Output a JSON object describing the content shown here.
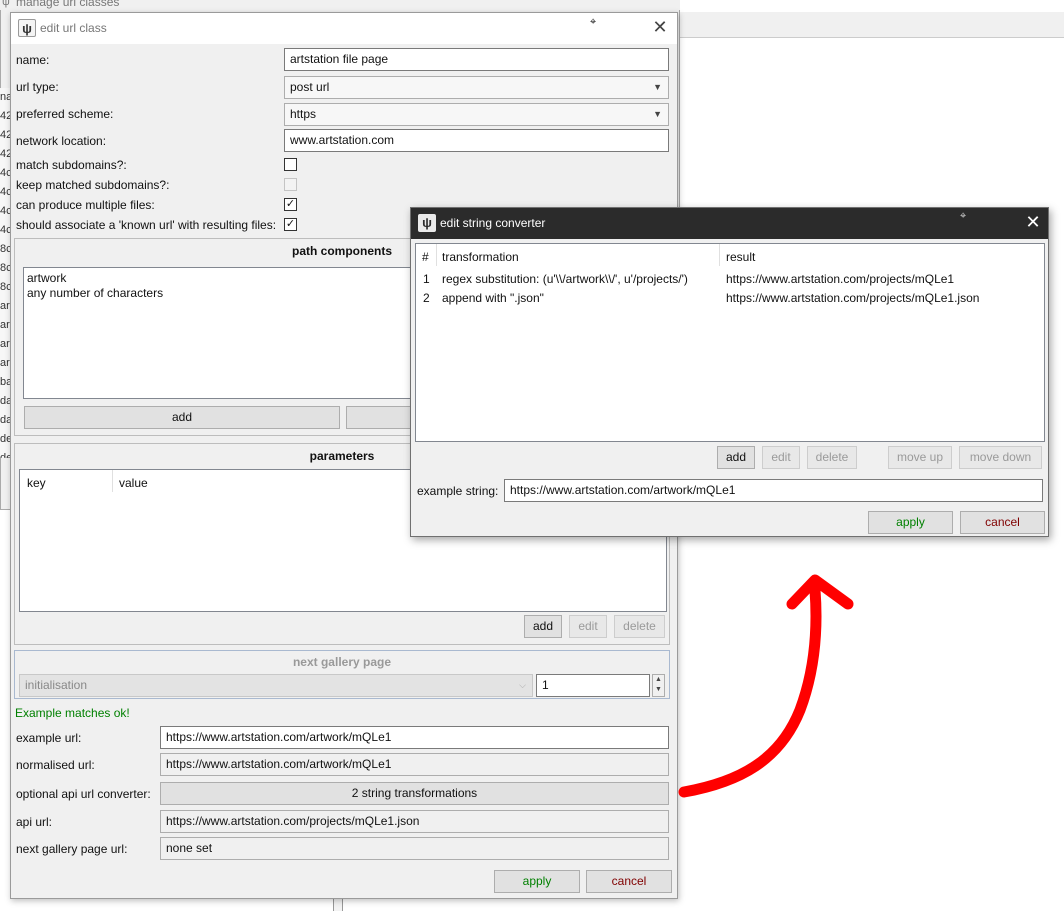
{
  "background_window": {
    "title": "manage url classes",
    "left_strip": [
      "na",
      "42",
      "42",
      "42",
      "4c",
      "4c",
      "4c",
      "4c",
      "8c",
      "8c",
      "8c",
      "ar",
      "ar",
      "ar",
      "ar",
      "ba",
      "da",
      "da",
      "de",
      "de"
    ]
  },
  "edit_url_class": {
    "title": "edit url class",
    "fields": {
      "name_label": "name:",
      "name_value": "artstation file page",
      "url_type_label": "url type:",
      "url_type_value": "post url",
      "preferred_scheme_label": "preferred scheme:",
      "preferred_scheme_value": "https",
      "network_location_label": "network location:",
      "network_location_value": "www.artstation.com",
      "match_subdomains_label": "match subdomains?:",
      "match_subdomains_checked": false,
      "keep_matched_subdomains_label": "keep matched subdomains?:",
      "keep_matched_subdomains_checked": false,
      "can_produce_multiple_label": "can produce multiple files:",
      "can_produce_multiple_checked": true,
      "associate_known_url_label": "should associate a 'known url' with resulting files:",
      "associate_known_url_checked": true
    },
    "path_components": {
      "title": "path components",
      "items": [
        "artwork",
        "any number of characters"
      ],
      "add_label": "add"
    },
    "parameters": {
      "title": "parameters",
      "columns": [
        "key",
        "value"
      ],
      "add_label": "add",
      "edit_label": "edit",
      "delete_label": "delete"
    },
    "next_gallery_page": {
      "title": "next gallery page",
      "type_value": "initialisation",
      "number_value": "1"
    },
    "status_text": "Example matches ok!",
    "example_url_label": "example url:",
    "example_url_value": "https://www.artstation.com/artwork/mQLe1",
    "normalised_url_label": "normalised url:",
    "normalised_url_value": "https://www.artstation.com/artwork/mQLe1",
    "api_converter_label": "optional api url converter:",
    "api_converter_button": "2 string transformations",
    "api_url_label": "api url:",
    "api_url_value": "https://www.artstation.com/projects/mQLe1.json",
    "next_gallery_url_label": "next gallery page url:",
    "next_gallery_url_value": "none set",
    "apply_label": "apply",
    "cancel_label": "cancel"
  },
  "edit_string_converter": {
    "title": "edit string converter",
    "columns": [
      "#",
      "transformation",
      "result"
    ],
    "rows": [
      {
        "num": "1",
        "transformation": "regex substitution: (u'\\\\/artwork\\\\/', u'/projects/')",
        "result": "https://www.artstation.com/projects/mQLe1"
      },
      {
        "num": "2",
        "transformation": "append with \".json\"",
        "result": "https://www.artstation.com/projects/mQLe1.json"
      }
    ],
    "add_label": "add",
    "edit_label": "edit",
    "delete_label": "delete",
    "move_up_label": "move up",
    "move_down_label": "move down",
    "example_string_label": "example string:",
    "example_string_value": "https://www.artstation.com/artwork/mQLe1",
    "apply_label": "apply",
    "cancel_label": "cancel"
  },
  "icons": {
    "app_icon": "psi-glyph",
    "close": "close-icon",
    "dropdown": "chevron-down-icon",
    "checkbox": "check-icon",
    "spin": "spin-arrows-icon"
  },
  "colors": {
    "apply_text": "#008000",
    "cancel_text": "#800000",
    "ok_text": "#008000",
    "dark_titlebar": "#2b2b2b",
    "arrow_annotation": "#ff0000"
  }
}
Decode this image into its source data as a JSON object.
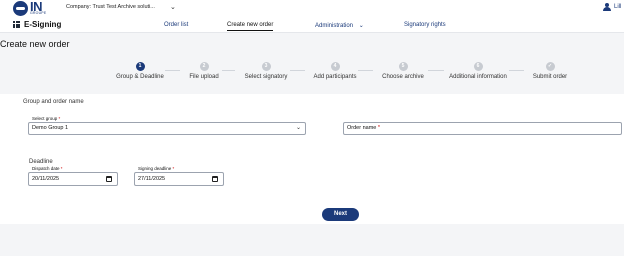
{
  "header": {
    "logo_text": "IN",
    "logo_subtext": "GROUPE",
    "company": "Company: Trust Test Archive soluti...",
    "user_name": "Lill"
  },
  "nav": {
    "app_name": "E-Signing",
    "items": [
      {
        "label": "Order list"
      },
      {
        "label": "Create new order"
      },
      {
        "label": "Administration"
      },
      {
        "label": "Signatory rights"
      }
    ]
  },
  "page": {
    "title": "Create new order"
  },
  "stepper": {
    "active_index": 0,
    "steps": [
      {
        "num": "1",
        "label": "Group & Deadline"
      },
      {
        "num": "2",
        "label": "File upload"
      },
      {
        "num": "3",
        "label": "Select signatory"
      },
      {
        "num": "4",
        "label": "Add participants"
      },
      {
        "num": "5",
        "label": "Choose archive"
      },
      {
        "num": "6",
        "label": "Additional information"
      },
      {
        "num": "✓",
        "label": "Submit order"
      }
    ]
  },
  "form": {
    "section_title": "Group and order name",
    "select_group_label": "Select group",
    "select_group_value": "Demo Group 1",
    "order_name_label": "Order name",
    "deadline_title": "Deadline",
    "dispatch_label": "Dispatch date",
    "dispatch_value": "20/11/2025",
    "signing_label": "Signing deadline",
    "signing_value": "27/11/2025",
    "required_mark": "*"
  },
  "actions": {
    "next_label": "Next"
  },
  "colors": {
    "brand": "#1b3a7a",
    "inactive_step": "#c7cbd1"
  }
}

- - - - - - -

- OBJECTIVE
Set down all the entries exactly as they appear, but skip any pictures.

- RESULT BELOW
Output a JSON object describing the content shown here.
{
  "background_window": {
    "title": "manage url classes",
    "left_strip": [
      "na",
      "42",
      "42",
      "42",
      "4c",
      "4c",
      "4c",
      "4c",
      "8c",
      "8c",
      "8c",
      "ar",
      "ar",
      "ar",
      "ar",
      "ba",
      "da",
      "da",
      "de",
      "de"
    ]
  },
  "edit_url_class": {
    "title": "edit url class",
    "fields": {
      "name_label": "name:",
      "name_value": "artstation file page",
      "url_type_label": "url type:",
      "url_type_value": "post url",
      "preferred_scheme_label": "preferred scheme:",
      "preferred_scheme_value": "https",
      "network_location_label": "network location:",
      "network_location_value": "www.artstation.com",
      "match_subdomains_label": "match subdomains?:",
      "match_subdomains_checked": false,
      "keep_matched_subdomains_label": "keep matched subdomains?:",
      "keep_matched_subdomains_checked": false,
      "can_produce_multiple_label": "can produce multiple files:",
      "can_produce_multiple_checked": true,
      "associate_known_url_label": "should associate a 'known url' with resulting files:",
      "associate_known_url_checked": true
    },
    "path_components": {
      "title": "path components",
      "items": [
        "artwork",
        "any number of characters"
      ],
      "add_label": "add"
    },
    "parameters": {
      "title": "parameters",
      "columns": [
        "key",
        "value"
      ],
      "add_label": "add",
      "edit_label": "edit",
      "delete_label": "delete"
    },
    "next_gallery_page": {
      "title": "next gallery page",
      "type_value": "initialisation",
      "number_value": "1"
    },
    "status_text": "Example matches ok!",
    "example_url_label": "example url:",
    "example_url_value": "https://www.artstation.com/artwork/mQLe1",
    "normalised_url_label": "normalised url:",
    "normalised_url_value": "https://www.artstation.com/artwork/mQLe1",
    "api_converter_label": "optional api url converter:",
    "api_converter_button": "2 string transformations",
    "api_url_label": "api url:",
    "api_url_value": "https://www.artstation.com/projects/mQLe1.json",
    "next_gallery_url_label": "next gallery page url:",
    "next_gallery_url_value": "none set",
    "apply_label": "apply",
    "cancel_label": "cancel"
  },
  "edit_string_converter": {
    "title": "edit string converter",
    "columns": [
      "#",
      "transformation",
      "result"
    ],
    "rows": [
      {
        "num": "1",
        "transformation": "regex substitution: (u'\\\\/artwork\\\\/', u'/projects/')",
        "result": "https://www.artstation.com/projects/mQLe1"
      },
      {
        "num": "2",
        "transformation": "append with \".json\"",
        "result": "https://www.artstation.com/projects/mQLe1.json"
      }
    ],
    "add_label": "add",
    "edit_label": "edit",
    "delete_label": "delete",
    "move_up_label": "move up",
    "move_down_label": "move down",
    "example_string_label": "example string:",
    "example_string_value": "https://www.artstation.com/artwork/mQLe1",
    "apply_label": "apply",
    "cancel_label": "cancel"
  },
  "icons": {
    "app_icon": "psi-glyph",
    "close": "close-icon",
    "dropdown": "chevron-down-icon",
    "checkbox": "check-icon",
    "spin": "spin-arrows-icon"
  },
  "colors": {
    "apply_text": "#008000",
    "cancel_text": "#800000",
    "ok_text": "#008000",
    "dark_titlebar": "#2b2b2b",
    "arrow_annotation": "#ff0000"
  }
}
Decode this image into its source data as a JSON object.
{
  "header": {
    "logo_text": "IN",
    "logo_subtext": "GROUPE",
    "company": "Company: Trust Test Archive soluti...",
    "user_name": "Lill"
  },
  "nav": {
    "app_name": "E-Signing",
    "items": [
      {
        "label": "Order list"
      },
      {
        "label": "Create new order"
      },
      {
        "label": "Administration"
      },
      {
        "label": "Signatory rights"
      }
    ]
  },
  "page": {
    "title": "Create new order"
  },
  "stepper": {
    "active_index": 0,
    "steps": [
      {
        "num": "1",
        "label": "Group & Deadline"
      },
      {
        "num": "2",
        "label": "File upload"
      },
      {
        "num": "3",
        "label": "Select signatory"
      },
      {
        "num": "4",
        "label": "Add participants"
      },
      {
        "num": "5",
        "label": "Choose archive"
      },
      {
        "num": "6",
        "label": "Additional information"
      },
      {
        "num": "✓",
        "label": "Submit order"
      }
    ]
  },
  "form": {
    "section_title": "Group and order name",
    "select_group_label": "Select group",
    "select_group_value": "Demo Group 1",
    "order_name_label": "Order name",
    "deadline_title": "Deadline",
    "dispatch_label": "Dispatch date",
    "dispatch_value": "20/11/2025",
    "signing_label": "Signing deadline",
    "signing_value": "27/11/2025",
    "required_mark": "*"
  },
  "actions": {
    "next_label": "Next"
  },
  "colors": {
    "brand": "#1b3a7a",
    "inactive_step": "#c7cbd1"
  }
}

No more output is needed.